[YOUR GOAL]
Lift out each line of the data that holds "Being".

[EXTRACTED MATERIAL]
------------------------------------

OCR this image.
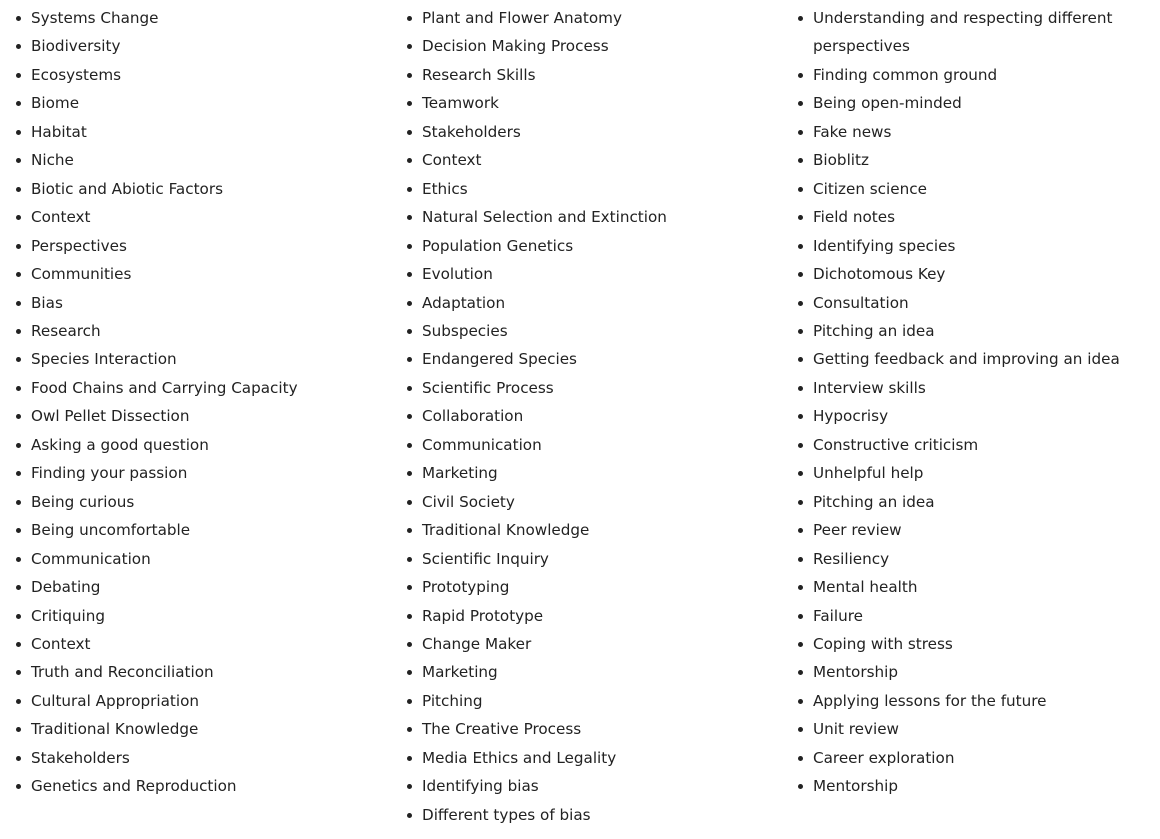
Systems Change
Biodiversity
Ecosystems
Biome
Habitat
Niche
Biotic and Abiotic Factors
Context
Perspectives
Communities
Bias
Research
Species Interaction
Food Chains and Carrying Capacity
Owl Pellet Dissection
Asking a good question
Finding your passion
Being curious
Being uncomfortable
Communication
Debating
Critiquing
Context
Truth and Reconciliation
Cultural Appropriation
Traditional Knowledge
Stakeholders
Genetics and Reproduction
Plant and Flower Anatomy
Decision Making Process
Research Skills
Teamwork
Stakeholders
Context
Ethics
Natural Selection and Extinction
Population Genetics
Evolution
Adaptation
Subspecies
Endangered Species
Scientific Process
Collaboration
Communication
Marketing
Civil Society
Traditional Knowledge
Scientific Inquiry
Prototyping
Rapid Prototype
Change Maker
Marketing
Pitching
The Creative Process
Media Ethics and Legality
Identifying bias
Different types of bias
Understanding and respecting different perspectives
Finding common ground
Being open-minded
Fake news
Bioblitz
Citizen science
Field notes
Identifying species
Dichotomous Key
Consultation
Pitching an idea
Getting feedback and improving an idea
Interview skills
Hypocrisy
Constructive criticism
Unhelpful help
Pitching an idea
Peer review
Resiliency
Mental health
Failure
Coping with stress
Mentorship
Applying lessons for the future
Unit review
Career exploration
Mentorship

------------------------------------

[EXERCISE RESPONSE]
Being curious
Being uncomfortable
Being open-minded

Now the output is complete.